• **Instruction**: Search the material and gather each line with "Indonesia" in it.
-- start of Task input --
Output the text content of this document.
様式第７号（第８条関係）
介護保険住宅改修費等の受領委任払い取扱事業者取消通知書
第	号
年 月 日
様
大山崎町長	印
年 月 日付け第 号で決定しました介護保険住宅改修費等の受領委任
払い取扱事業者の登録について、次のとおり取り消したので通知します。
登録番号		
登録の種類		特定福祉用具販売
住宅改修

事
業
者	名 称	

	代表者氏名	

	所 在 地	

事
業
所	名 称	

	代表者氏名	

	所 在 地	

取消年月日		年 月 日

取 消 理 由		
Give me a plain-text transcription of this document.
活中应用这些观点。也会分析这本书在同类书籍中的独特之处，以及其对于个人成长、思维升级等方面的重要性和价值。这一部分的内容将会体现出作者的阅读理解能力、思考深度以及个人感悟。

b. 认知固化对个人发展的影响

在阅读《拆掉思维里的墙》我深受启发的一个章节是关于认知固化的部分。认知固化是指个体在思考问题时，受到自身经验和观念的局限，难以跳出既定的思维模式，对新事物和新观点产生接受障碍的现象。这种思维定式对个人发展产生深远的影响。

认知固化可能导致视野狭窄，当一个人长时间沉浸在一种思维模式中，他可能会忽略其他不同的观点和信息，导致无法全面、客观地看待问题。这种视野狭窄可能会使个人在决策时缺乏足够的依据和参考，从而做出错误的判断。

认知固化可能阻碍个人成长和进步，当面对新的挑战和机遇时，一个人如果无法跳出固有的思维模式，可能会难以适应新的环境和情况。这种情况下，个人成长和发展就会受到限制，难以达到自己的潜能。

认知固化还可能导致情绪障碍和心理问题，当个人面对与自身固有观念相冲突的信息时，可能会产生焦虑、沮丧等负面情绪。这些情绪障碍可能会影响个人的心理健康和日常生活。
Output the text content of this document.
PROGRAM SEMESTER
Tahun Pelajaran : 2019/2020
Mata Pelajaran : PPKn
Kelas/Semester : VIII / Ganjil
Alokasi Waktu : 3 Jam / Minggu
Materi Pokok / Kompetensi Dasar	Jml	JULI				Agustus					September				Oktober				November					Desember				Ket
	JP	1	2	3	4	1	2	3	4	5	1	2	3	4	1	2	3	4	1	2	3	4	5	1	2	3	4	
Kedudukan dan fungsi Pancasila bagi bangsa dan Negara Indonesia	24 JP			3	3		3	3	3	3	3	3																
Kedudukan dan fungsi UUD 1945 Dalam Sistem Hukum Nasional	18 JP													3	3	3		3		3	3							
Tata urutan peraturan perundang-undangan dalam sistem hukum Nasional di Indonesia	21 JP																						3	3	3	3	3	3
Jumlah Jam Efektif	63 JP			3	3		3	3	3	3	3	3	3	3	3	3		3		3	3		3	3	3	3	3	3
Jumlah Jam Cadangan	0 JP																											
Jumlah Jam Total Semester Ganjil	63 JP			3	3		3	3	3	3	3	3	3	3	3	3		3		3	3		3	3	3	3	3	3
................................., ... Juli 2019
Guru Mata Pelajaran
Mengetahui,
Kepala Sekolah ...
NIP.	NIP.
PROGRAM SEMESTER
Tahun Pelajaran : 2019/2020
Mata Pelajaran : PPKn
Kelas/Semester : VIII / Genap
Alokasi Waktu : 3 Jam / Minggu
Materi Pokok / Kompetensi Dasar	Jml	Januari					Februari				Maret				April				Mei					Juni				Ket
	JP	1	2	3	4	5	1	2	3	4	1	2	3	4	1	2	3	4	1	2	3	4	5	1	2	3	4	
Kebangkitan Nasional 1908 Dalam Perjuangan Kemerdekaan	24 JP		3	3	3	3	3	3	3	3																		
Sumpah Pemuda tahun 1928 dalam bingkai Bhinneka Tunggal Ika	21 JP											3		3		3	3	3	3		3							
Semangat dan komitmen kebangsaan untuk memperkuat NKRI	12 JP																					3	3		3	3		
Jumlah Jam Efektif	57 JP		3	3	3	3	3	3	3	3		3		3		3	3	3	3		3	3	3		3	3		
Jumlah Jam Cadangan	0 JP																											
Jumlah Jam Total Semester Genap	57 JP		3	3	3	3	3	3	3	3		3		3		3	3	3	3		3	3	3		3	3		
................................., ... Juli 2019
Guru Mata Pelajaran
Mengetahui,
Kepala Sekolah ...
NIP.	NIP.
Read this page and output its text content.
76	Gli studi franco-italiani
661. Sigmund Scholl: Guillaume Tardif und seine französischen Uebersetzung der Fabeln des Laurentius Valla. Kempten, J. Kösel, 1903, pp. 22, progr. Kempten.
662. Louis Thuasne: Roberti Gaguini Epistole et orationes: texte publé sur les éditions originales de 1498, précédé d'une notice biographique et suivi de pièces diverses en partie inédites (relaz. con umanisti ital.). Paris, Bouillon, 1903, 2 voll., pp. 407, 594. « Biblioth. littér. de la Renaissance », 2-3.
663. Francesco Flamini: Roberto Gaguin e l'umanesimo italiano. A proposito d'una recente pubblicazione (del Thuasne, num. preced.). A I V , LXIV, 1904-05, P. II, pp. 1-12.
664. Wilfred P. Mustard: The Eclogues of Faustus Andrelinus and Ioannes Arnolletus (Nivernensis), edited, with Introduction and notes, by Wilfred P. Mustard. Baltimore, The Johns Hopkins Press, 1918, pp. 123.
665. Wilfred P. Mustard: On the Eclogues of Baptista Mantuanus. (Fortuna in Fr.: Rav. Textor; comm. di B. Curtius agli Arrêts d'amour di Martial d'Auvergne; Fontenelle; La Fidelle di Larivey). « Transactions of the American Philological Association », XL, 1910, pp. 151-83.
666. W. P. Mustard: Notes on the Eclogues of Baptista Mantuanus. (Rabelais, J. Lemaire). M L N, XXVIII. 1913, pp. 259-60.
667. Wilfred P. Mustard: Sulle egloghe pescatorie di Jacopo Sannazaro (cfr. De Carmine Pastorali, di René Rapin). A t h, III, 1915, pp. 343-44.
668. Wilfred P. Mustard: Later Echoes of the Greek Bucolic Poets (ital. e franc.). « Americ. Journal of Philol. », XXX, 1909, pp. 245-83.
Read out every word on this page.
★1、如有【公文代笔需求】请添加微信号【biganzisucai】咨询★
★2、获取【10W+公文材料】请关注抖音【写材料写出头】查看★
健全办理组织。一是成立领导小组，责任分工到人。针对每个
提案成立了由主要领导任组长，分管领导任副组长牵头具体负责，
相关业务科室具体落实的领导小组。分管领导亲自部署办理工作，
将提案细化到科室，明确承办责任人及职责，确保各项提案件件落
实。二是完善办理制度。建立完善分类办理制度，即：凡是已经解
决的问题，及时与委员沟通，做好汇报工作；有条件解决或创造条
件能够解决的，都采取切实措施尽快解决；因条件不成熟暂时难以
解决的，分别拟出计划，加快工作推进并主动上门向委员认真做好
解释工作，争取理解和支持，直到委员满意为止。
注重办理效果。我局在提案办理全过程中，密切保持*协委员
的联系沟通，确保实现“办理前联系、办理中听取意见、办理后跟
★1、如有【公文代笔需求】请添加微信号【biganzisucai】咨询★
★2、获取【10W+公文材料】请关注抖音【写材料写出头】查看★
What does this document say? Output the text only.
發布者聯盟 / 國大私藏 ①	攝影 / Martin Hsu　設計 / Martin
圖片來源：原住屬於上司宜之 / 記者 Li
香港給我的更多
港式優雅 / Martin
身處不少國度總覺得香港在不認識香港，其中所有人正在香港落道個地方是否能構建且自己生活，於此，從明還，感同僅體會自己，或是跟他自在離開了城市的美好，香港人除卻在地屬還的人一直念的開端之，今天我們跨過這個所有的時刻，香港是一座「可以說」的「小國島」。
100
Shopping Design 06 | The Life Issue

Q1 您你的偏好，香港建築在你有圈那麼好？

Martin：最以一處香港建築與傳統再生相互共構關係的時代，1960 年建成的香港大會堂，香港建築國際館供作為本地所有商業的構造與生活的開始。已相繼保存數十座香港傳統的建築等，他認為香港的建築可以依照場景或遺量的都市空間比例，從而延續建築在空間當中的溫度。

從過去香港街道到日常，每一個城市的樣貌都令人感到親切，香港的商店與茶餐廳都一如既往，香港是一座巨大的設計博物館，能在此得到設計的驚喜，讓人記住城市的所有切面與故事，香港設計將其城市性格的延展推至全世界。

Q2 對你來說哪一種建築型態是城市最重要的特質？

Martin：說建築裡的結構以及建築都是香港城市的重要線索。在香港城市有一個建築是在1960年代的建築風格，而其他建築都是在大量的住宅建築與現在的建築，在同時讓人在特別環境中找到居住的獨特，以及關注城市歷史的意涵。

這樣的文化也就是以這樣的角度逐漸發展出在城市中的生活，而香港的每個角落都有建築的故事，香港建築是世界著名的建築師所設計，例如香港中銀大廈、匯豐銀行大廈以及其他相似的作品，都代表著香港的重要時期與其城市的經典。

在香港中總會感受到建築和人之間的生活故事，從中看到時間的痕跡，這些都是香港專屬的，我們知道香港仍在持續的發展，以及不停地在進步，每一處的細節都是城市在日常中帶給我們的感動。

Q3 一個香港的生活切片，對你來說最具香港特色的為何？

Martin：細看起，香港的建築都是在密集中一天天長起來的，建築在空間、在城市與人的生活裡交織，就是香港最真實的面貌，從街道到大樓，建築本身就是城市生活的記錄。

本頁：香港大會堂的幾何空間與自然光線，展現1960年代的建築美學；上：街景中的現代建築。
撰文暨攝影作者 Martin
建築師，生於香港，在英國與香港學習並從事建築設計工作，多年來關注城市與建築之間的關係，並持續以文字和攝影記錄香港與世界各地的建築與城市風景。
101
-- end of Task input --
• **Correct output**:
Kedudukan dan fungsi Pancasila bagi bangsa dan Negara Indonesia	24 JP			3	3		3	3	3	3	3	3																
Tata urutan peraturan perundang-undangan dalam sistem hukum Nasional di Indonesia	21 JP																						3	3	3	3	3	3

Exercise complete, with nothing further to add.